** begin **

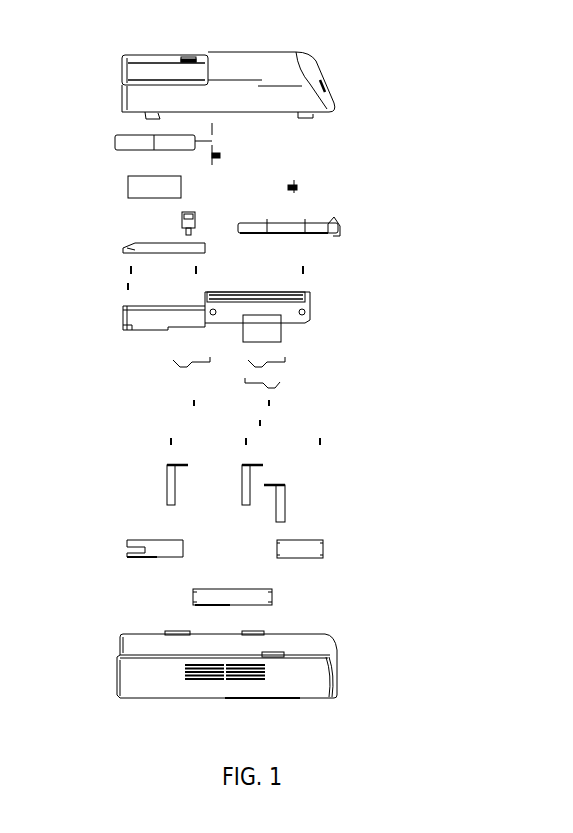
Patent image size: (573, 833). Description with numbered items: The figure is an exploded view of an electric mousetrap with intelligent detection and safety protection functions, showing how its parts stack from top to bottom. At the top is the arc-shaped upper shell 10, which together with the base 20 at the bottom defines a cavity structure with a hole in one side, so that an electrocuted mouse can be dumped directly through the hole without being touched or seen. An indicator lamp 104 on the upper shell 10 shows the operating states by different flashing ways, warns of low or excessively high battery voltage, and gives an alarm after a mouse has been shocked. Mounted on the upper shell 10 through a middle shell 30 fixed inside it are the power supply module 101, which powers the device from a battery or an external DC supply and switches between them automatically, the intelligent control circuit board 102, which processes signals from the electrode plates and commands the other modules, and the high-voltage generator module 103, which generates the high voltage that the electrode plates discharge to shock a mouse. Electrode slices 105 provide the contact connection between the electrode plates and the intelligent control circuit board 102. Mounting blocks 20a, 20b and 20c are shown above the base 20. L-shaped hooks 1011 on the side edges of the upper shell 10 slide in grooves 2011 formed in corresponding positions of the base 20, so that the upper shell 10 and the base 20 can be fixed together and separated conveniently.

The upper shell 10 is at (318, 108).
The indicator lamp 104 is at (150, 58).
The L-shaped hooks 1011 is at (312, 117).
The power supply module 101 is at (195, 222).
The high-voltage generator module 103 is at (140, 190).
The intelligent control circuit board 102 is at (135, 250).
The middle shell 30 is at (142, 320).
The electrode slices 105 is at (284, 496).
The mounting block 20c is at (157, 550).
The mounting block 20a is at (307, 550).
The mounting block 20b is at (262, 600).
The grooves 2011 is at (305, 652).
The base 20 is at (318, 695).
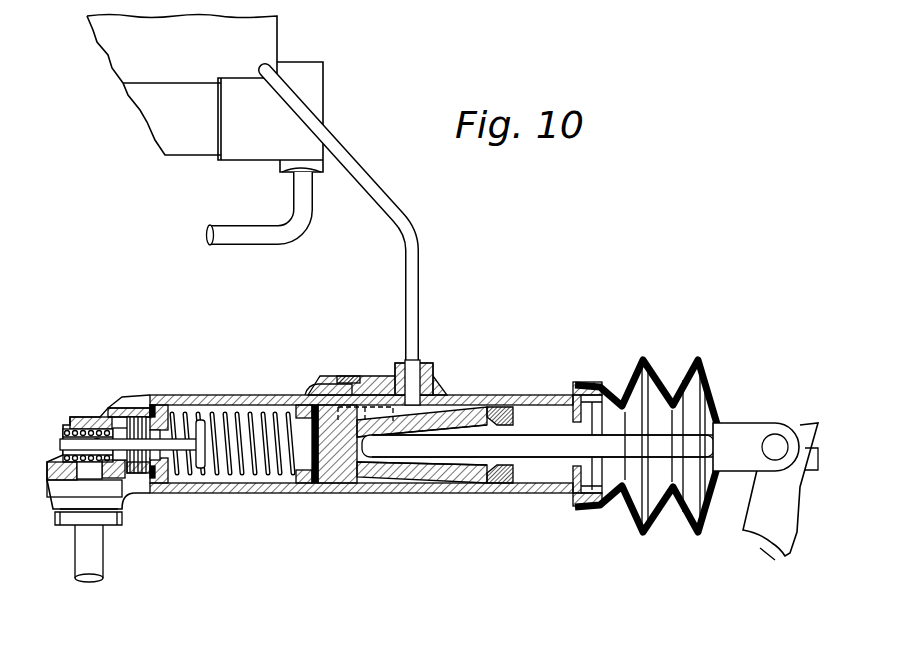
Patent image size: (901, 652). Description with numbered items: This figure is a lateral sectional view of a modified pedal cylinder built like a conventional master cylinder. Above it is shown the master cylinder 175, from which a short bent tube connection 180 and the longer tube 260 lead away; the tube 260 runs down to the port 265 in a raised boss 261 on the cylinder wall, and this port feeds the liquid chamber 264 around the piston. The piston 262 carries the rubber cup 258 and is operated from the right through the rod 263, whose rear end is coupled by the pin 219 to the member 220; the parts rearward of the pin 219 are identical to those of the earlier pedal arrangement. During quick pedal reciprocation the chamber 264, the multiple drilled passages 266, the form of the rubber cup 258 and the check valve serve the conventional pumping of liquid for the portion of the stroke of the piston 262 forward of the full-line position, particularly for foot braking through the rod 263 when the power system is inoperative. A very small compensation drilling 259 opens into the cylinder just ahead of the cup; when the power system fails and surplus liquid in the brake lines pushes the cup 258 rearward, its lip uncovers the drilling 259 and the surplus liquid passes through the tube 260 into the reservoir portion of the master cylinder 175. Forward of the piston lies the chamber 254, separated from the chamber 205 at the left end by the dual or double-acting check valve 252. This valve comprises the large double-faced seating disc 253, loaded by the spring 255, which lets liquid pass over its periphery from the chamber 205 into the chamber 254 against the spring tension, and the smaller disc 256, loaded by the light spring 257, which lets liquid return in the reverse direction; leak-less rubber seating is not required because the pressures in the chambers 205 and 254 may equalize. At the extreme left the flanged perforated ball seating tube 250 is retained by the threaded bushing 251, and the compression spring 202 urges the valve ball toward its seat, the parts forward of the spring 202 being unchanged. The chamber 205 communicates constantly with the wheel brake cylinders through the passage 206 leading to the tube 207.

** end **

Copy every line above word for word, but leave out the pictures.

Task result —
Patent image size: (573, 833). Description with numbered items: The figure is an exploded view of an electric mousetrap with intelligent detection and safety protection functions, showing how its parts stack from top to bottom. At the top is the arc-shaped upper shell 10, which together with the base 20 at the bottom defines a cavity structure with a hole in one side, so that an electrocuted mouse can be dumped directly through the hole without being touched or seen. An indicator lamp 104 on the upper shell 10 shows the operating states by different flashing ways, warns of low or excessively high battery voltage, and gives an alarm after a mouse has been shocked. Mounted on the upper shell 10 through a middle shell 30 fixed inside it are the power supply module 101, which powers the device from a battery or an external DC supply and switches between them automatically, the intelligent control circuit board 102, which processes signals from the electrode plates and commands the other modules, and the high-voltage generator module 103, which generates the high voltage that the electrode plates discharge to shock a mouse. Electrode slices 105 provide the contact connection between the electrode plates and the intelligent control circuit board 102. Mounting blocks 20a, 20b and 20c are shown above the base 20. L-shaped hooks 1011 on the side edges of the upper shell 10 slide in grooves 2011 formed in corresponding positions of the base 20, so that the upper shell 10 and the base 20 can be fixed together and separated conveniently.

The upper shell 10 is at (318, 108).
The indicator lamp 104 is at (150, 58).
The L-shaped hooks 1011 is at (312, 117).
The power supply module 101 is at (195, 222).
The high-voltage generator module 103 is at (140, 190).
The intelligent control circuit board 102 is at (135, 250).
The middle shell 30 is at (142, 320).
The electrode slices 105 is at (284, 496).
The mounting block 20c is at (157, 550).
The mounting block 20a is at (307, 550).
The mounting block 20b is at (262, 600).
The grooves 2011 is at (305, 652).
The base 20 is at (318, 695).
Patent image size: (901, 652). Description with numbered items: This figure is a lateral sectional view of a modified pedal cylinder built like a conventional master cylinder. Above it is shown the master cylinder 175, from which a short bent tube connection 180 and the longer tube 260 lead away; the tube 260 runs down to the port 265 in a raised boss 261 on the cylinder wall, and this port feeds the liquid chamber 264 around the piston. The piston 262 carries the rubber cup 258 and is operated from the right through the rod 263, whose rear end is coupled by the pin 219 to the member 220; the parts rearward of the pin 219 are identical to those of the earlier pedal arrangement. During quick pedal reciprocation the chamber 264, the multiple drilled passages 266, the form of the rubber cup 258 and the check valve serve the conventional pumping of liquid for the portion of the stroke of the piston 262 forward of the full-line position, particularly for foot braking through the rod 263 when the power system is inoperative. A very small compensation drilling 259 opens into the cylinder just ahead of the cup; when the power system fails and surplus liquid in the brake lines pushes the cup 258 rearward, its lip uncovers the drilling 259 and the surplus liquid passes through the tube 260 into the reservoir portion of the master cylinder 175. Forward of the piston lies the chamber 254, separated from the chamber 205 at the left end by the dual or double-acting check valve 252. This valve comprises the large double-faced seating disc 253, loaded by the spring 255, which lets liquid pass over its periphery from the chamber 205 into the chamber 254 against the spring tension, and the smaller disc 256, loaded by the light spring 257, which lets liquid return in the reverse direction; leak-less rubber seating is not required because the pressures in the chambers 205 and 254 may equalize. At the extreme left the flanged perforated ball seating tube 250 is retained by the threaded bushing 251, and the compression spring 202 urges the valve ball toward its seat, the parts forward of the spring 202 being unchanged. The chamber 205 communicates constantly with the wheel brake cylinders through the passage 206 leading to the tube 207.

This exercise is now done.